◆ **YOUR TASK**: Transcribe each record below word for word.

◆ **Stored data entries**:
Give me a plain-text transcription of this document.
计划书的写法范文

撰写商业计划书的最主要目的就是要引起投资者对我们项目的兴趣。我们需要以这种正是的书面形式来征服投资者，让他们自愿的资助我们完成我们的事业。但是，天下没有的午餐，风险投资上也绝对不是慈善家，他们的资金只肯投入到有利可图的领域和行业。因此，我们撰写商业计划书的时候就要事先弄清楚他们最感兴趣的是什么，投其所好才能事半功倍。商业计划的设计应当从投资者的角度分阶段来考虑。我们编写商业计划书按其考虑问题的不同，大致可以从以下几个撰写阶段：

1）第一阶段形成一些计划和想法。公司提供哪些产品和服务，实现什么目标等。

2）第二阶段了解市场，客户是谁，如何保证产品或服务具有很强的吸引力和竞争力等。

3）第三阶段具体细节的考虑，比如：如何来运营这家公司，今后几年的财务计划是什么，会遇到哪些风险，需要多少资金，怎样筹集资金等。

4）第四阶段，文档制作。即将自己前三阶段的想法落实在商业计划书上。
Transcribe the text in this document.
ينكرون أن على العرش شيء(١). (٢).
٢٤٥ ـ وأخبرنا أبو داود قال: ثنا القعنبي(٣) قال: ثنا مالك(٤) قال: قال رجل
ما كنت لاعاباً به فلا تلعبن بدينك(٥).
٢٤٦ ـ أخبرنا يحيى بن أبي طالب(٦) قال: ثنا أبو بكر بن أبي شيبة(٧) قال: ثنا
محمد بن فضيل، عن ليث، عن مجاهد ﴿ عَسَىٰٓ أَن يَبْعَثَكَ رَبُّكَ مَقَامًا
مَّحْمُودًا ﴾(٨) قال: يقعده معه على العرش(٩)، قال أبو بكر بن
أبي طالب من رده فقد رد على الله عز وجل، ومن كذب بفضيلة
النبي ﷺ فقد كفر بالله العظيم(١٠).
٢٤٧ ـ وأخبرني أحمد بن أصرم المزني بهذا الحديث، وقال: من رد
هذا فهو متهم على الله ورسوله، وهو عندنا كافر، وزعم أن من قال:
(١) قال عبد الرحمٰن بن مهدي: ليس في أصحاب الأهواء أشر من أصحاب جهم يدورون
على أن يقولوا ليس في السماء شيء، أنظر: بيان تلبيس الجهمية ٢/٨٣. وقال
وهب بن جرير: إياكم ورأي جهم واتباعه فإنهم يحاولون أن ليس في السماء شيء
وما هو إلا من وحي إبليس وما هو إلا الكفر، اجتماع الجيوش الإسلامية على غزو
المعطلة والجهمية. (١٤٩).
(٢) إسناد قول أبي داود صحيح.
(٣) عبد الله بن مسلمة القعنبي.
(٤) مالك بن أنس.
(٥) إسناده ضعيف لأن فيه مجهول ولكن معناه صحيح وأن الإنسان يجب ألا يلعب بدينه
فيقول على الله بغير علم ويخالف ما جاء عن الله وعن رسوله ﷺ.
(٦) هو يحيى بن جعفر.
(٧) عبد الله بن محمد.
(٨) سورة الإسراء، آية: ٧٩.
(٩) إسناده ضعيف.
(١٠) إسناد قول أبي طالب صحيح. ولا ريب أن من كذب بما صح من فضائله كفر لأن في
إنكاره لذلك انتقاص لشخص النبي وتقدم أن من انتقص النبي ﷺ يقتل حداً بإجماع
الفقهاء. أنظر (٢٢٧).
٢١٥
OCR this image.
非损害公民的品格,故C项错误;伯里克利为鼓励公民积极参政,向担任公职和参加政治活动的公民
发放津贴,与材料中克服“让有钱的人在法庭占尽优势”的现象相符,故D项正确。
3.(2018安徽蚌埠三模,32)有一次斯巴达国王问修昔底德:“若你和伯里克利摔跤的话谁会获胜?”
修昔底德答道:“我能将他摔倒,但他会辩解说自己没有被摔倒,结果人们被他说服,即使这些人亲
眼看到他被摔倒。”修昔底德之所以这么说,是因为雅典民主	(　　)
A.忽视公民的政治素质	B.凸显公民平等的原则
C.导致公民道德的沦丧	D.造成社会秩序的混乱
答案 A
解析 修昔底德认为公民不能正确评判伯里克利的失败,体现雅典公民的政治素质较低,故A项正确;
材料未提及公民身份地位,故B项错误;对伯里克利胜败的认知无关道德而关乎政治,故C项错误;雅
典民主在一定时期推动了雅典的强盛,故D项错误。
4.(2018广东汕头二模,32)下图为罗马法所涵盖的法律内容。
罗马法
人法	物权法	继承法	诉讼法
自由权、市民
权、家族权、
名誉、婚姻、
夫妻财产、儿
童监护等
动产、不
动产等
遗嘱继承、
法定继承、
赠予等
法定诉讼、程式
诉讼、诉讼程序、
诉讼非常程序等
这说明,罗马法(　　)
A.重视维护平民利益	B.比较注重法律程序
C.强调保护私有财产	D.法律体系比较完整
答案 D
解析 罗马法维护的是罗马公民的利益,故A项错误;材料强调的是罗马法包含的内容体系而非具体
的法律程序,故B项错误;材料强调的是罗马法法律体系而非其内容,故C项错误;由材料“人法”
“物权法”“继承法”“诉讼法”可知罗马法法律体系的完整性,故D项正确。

◆ **RESPONSE TO THIS TASK**:
Give me a plain-text transcription of this document.
计划书的写法范文

撰写商业计划书的最主要目的就是要引起投资者对我们项目的兴趣。我们需要以这种正是的书面形式来征服投资者，让他们自愿的资助我们完成我们的事业。但是，天下没有的午餐，风险投资上也绝对不是慈善家，他们的资金只肯投入到有利可图的领域和行业。因此，我们撰写商业计划书的时候就要事先弄清楚他们最感兴趣的是什么，投其所好才能事半功倍。商业计划的设计应当从投资者的角度分阶段来考虑。我们编写商业计划书按其考虑问题的不同，大致可以从以下几个撰写阶段：

1）第一阶段形成一些计划和想法。公司提供哪些产品和服务，实现什么目标等。

2）第二阶段了解市场，客户是谁，如何保证产品或服务具有很强的吸引力和竞争力等。

3）第三阶段具体细节的考虑，比如：如何来运营这家公司，今后几年的财务计划是什么，会遇到哪些风险，需要多少资金，怎样筹集资金等。

4）第四阶段，文档制作。即将自己前三阶段的想法落实在商业计划书上。
Transcribe the text in this document.
ينكرون أن على العرش شيء(١). (٢).
٢٤٥ ـ وأخبرنا أبو داود قال: ثنا القعنبي(٣) قال: ثنا مالك(٤) قال: قال رجل
ما كنت لاعاباً به فلا تلعبن بدينك(٥).
٢٤٦ ـ أخبرنا يحيى بن أبي طالب(٦) قال: ثنا أبو بكر بن أبي شيبة(٧) قال: ثنا
محمد بن فضيل، عن ليث، عن مجاهد ﴿ عَسَىٰٓ أَن يَبْعَثَكَ رَبُّكَ مَقَامًا
مَّحْمُودًا ﴾(٨) قال: يقعده معه على العرش(٩)، قال أبو بكر بن
أبي طالب من رده فقد رد على الله عز وجل، ومن كذب بفضيلة
النبي ﷺ فقد كفر بالله العظيم(١٠).
٢٤٧ ـ وأخبرني أحمد بن أصرم المزني بهذا الحديث، وقال: من رد
هذا فهو متهم على الله ورسوله، وهو عندنا كافر، وزعم أن من قال:
(١) قال عبد الرحمٰن بن مهدي: ليس في أصحاب الأهواء أشر من أصحاب جهم يدورون
على أن يقولوا ليس في السماء شيء، أنظر: بيان تلبيس الجهمية ٢/٨٣. وقال
وهب بن جرير: إياكم ورأي جهم واتباعه فإنهم يحاولون أن ليس في السماء شيء
وما هو إلا من وحي إبليس وما هو إلا الكفر، اجتماع الجيوش الإسلامية على غزو
المعطلة والجهمية. (١٤٩).
(٢) إسناد قول أبي داود صحيح.
(٣) عبد الله بن مسلمة القعنبي.
(٤) مالك بن أنس.
(٥) إسناده ضعيف لأن فيه مجهول ولكن معناه صحيح وأن الإنسان يجب ألا يلعب بدينه
فيقول على الله بغير علم ويخالف ما جاء عن الله وعن رسوله ﷺ.
(٦) هو يحيى بن جعفر.
(٧) عبد الله بن محمد.
(٨) سورة الإسراء، آية: ٧٩.
(٩) إسناده ضعيف.
(١٠) إسناد قول أبي طالب صحيح. ولا ريب أن من كذب بما صح من فضائله كفر لأن في
إنكاره لذلك انتقاص لشخص النبي وتقدم أن من انتقص النبي ﷺ يقتل حداً بإجماع
الفقهاء. أنظر (٢٢٧).
٢١٥
OCR this image.
非损害公民的品格,故C项错误;伯里克利为鼓励公民积极参政,向担任公职和参加政治活动的公民
发放津贴,与材料中克服“让有钱的人在法庭占尽优势”的现象相符,故D项正确。
3.(2018安徽蚌埠三模,32)有一次斯巴达国王问修昔底德:“若你和伯里克利摔跤的话谁会获胜?”
修昔底德答道:“我能将他摔倒,但他会辩解说自己没有被摔倒,结果人们被他说服,即使这些人亲
眼看到他被摔倒。”修昔底德之所以这么说,是因为雅典民主	(　　)
A.忽视公民的政治素质	B.凸显公民平等的原则
C.导致公民道德的沦丧	D.造成社会秩序的混乱
答案 A
解析 修昔底德认为公民不能正确评判伯里克利的失败,体现雅典公民的政治素质较低,故A项正确;
材料未提及公民身份地位,故B项错误;对伯里克利胜败的认知无关道德而关乎政治,故C项错误;雅
典民主在一定时期推动了雅典的强盛,故D项错误。
4.(2018广东汕头二模,32)下图为罗马法所涵盖的法律内容。
罗马法
人法	物权法	继承法	诉讼法
自由权、市民
权、家族权、
名誉、婚姻、
夫妻财产、儿
童监护等
动产、不
动产等
遗嘱继承、
法定继承、
赠予等
法定诉讼、程式
诉讼、诉讼程序、
诉讼非常程序等
这说明,罗马法(　　)
A.重视维护平民利益	B.比较注重法律程序
C.强调保护私有财产	D.法律体系比较完整
答案 D
解析 罗马法维护的是罗马公民的利益,故A项错误;材料强调的是罗马法包含的内容体系而非具体
的法律程序,故B项错误;材料强调的是罗马法法律体系而非其内容,故C项错误;由材料“人法”
“物权法”“继承法”“诉讼法”可知罗马法法律体系的完整性,故D项正确。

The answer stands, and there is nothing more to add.